Texte de la page:

Bien des progrès pourront être facilement accomplis. En maint endroit, les couches d’eau douce, quelquefois des couches artésiennes, c’est-à-dire jaillissantes, sont à une petite profondeur, et en les utilisant nous augmenterons les facultés productives du sol. Nous les doublerons, mais dans un avenir plus lointain, en prenant dès maintenant des dispositions pour assurer le reboisement des montagnes et la reproduction de ces grandes forêts, qui faisaient de la Tunisie, au temps des Romains, un séjour si agréable. Car il n’y a pas à douter qu’autrefois tout le pays était boisé. Une très ancienne description arabe de la Tunisie vante la merveilleuse fertilité que le sol avait jadis ; mais alors, dit le narrateur, « un homme à cheval allait à l’ombre de Tripoli à Alger. »

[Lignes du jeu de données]
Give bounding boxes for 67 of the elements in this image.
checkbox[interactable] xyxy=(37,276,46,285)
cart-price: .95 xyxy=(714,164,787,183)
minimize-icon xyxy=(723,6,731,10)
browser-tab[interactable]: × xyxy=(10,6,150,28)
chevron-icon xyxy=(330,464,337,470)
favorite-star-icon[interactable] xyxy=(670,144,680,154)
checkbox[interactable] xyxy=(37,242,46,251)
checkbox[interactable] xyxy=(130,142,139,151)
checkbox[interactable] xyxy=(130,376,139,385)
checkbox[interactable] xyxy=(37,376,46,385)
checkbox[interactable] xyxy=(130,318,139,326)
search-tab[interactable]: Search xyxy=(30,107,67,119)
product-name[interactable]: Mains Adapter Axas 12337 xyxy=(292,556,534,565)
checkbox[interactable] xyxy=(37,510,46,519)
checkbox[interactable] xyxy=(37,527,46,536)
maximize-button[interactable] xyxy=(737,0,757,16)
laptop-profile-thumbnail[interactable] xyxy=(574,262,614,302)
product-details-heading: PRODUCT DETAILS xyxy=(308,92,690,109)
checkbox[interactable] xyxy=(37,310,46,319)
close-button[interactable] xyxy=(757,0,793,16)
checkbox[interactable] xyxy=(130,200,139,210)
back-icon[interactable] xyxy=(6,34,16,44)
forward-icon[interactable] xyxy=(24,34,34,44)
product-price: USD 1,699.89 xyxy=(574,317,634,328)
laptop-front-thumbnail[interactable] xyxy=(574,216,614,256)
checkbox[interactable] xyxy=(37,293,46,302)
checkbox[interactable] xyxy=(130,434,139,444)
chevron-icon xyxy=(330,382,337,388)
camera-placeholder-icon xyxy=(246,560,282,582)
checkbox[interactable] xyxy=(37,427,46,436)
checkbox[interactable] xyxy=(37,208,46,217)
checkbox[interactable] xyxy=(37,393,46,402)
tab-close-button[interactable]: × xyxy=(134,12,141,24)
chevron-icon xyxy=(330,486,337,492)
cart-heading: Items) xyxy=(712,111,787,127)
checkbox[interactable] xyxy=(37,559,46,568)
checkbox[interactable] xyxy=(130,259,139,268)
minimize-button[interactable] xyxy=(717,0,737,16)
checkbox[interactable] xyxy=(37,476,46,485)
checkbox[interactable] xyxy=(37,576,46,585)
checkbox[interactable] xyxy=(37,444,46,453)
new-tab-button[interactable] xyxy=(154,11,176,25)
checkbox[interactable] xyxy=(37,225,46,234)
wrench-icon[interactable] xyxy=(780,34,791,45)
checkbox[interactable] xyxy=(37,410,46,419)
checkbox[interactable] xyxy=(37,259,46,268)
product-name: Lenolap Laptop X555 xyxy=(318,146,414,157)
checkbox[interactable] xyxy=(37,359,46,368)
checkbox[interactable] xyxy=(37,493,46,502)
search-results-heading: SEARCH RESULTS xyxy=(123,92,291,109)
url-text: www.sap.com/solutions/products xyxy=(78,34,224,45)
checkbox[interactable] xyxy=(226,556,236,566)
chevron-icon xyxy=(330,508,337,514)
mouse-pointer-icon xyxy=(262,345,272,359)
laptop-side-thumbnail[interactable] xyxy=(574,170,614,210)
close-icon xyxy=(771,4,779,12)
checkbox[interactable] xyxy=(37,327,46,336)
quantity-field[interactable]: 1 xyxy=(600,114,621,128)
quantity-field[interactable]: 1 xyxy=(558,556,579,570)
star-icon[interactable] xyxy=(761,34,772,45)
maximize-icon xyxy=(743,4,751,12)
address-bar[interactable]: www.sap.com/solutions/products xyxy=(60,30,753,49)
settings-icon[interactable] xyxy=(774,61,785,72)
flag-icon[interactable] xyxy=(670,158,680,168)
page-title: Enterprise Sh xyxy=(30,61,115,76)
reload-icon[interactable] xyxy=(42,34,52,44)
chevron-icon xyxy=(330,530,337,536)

Consigne écrite A:
Résumez en deux phrases le texte sur la mise en valeur du sol tunisien.
Consigne écrite B:
Poursuivez le texte sur la mise en valeur du sol tunisien à la suite de sa dernière phrase.

Réponse attendue A:
Le texte affirme que l'utilisation des couches d'eau douce peu profondes, parfois artésiennes, augmentera les facultés productives du sol, et que le reboisement des montagnes les doublera dans un avenir plus lointain. Il soutient que tout le pays était autrefois boisé, comme en témoigne une très ancienne description arabe qui vante la fertilité passée de la Tunisie.

Réponse attendue B:
Peut-être transformerons-nous le pays en y introduisant la vigne. Elle réussira presque partout; le peu qu’on en a planté déjà à la Marsa et à l’Oued-Zargua donne de belles espérances. Les environs de Bizerte et la côte orientale produisent des raisins magnifiques, mais dont on n’a pas songé jusqu’ici à faire du vin. Tout cela va changer; déjà plusieurs Français achètent de vastes espaces incultes pour y planter de la vigne; les propriétaires de l’Enfida se préparent à y introduire des plants de Marsala, et il est assez probable que, dans quelques années, on commencera à parler sérieusement des crus de Tunisie.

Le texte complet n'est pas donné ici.